■ Challenge: Make an exact copy of all the material below, apart from the pictures.

[Chart and figure data]
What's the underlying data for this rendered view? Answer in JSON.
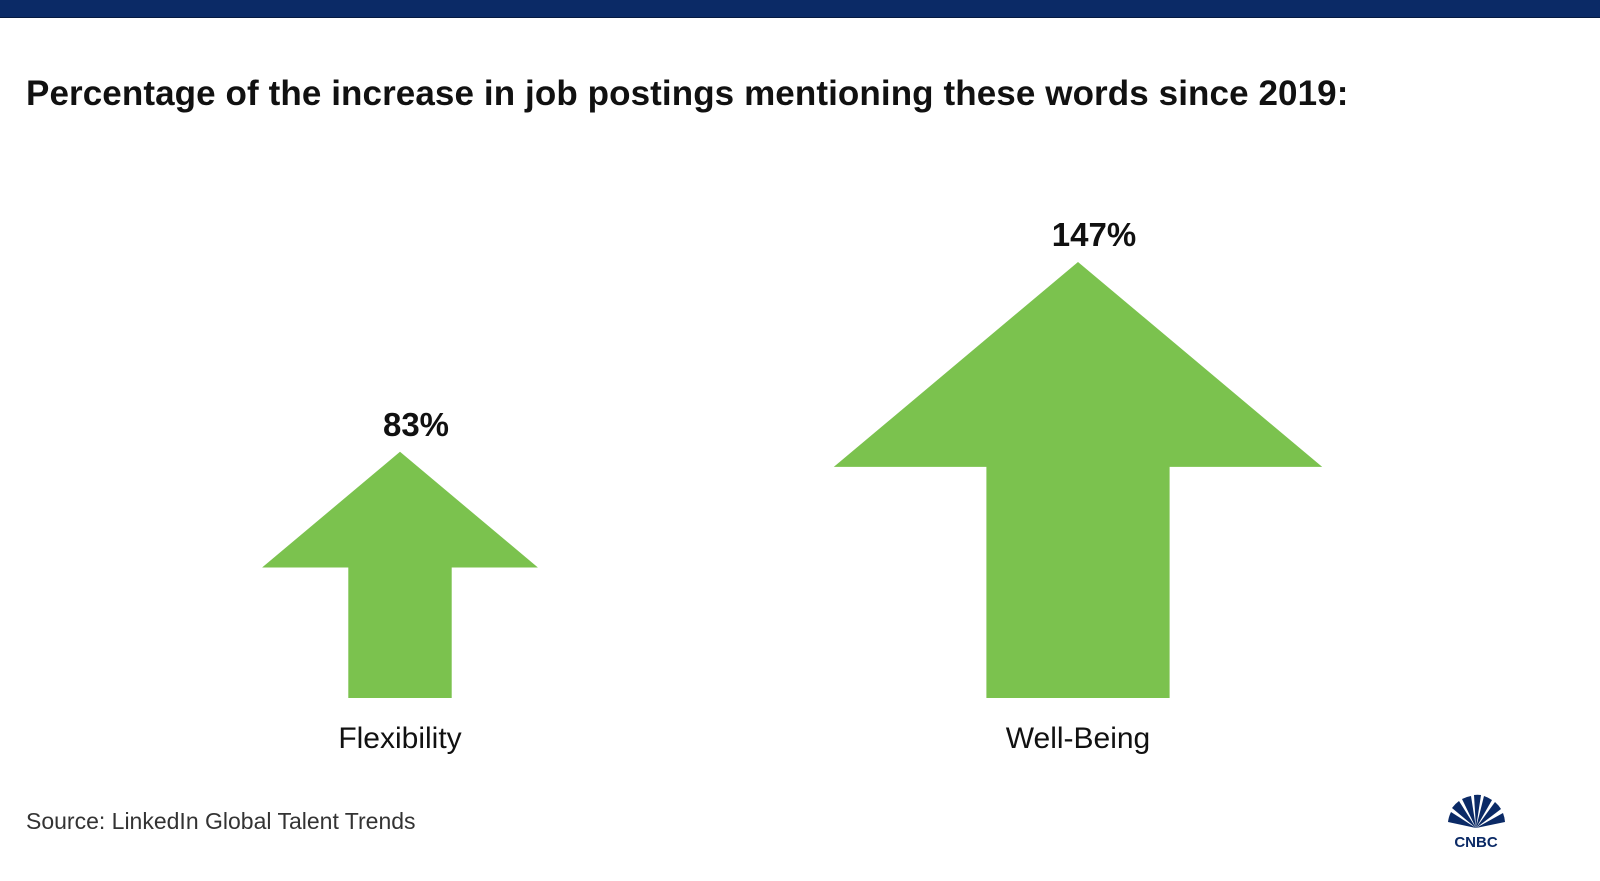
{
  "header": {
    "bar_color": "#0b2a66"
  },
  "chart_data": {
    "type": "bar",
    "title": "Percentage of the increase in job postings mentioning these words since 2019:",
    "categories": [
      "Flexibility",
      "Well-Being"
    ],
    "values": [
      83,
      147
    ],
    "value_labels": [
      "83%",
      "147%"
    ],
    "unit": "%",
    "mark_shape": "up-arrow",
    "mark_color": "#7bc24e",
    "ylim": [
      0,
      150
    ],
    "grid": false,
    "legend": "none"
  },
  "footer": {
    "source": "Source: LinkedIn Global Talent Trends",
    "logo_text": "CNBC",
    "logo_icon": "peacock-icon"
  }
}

■ Full solution:
What's the underlying data for this rendered view? Answer in JSON.
{
  "header": {
    "bar_color": "#0b2a66"
  },
  "chart_data": {
    "type": "bar",
    "title": "Percentage of the increase in job postings mentioning these words since 2019:",
    "categories": [
      "Flexibility",
      "Well-Being"
    ],
    "values": [
      83,
      147
    ],
    "value_labels": [
      "83%",
      "147%"
    ],
    "unit": "%",
    "mark_shape": "up-arrow",
    "mark_color": "#7bc24e",
    "ylim": [
      0,
      150
    ],
    "grid": false,
    "legend": "none"
  },
  "footer": {
    "source": "Source: LinkedIn Global Talent Trends",
    "logo_text": "CNBC",
    "logo_icon": "peacock-icon"
  }
}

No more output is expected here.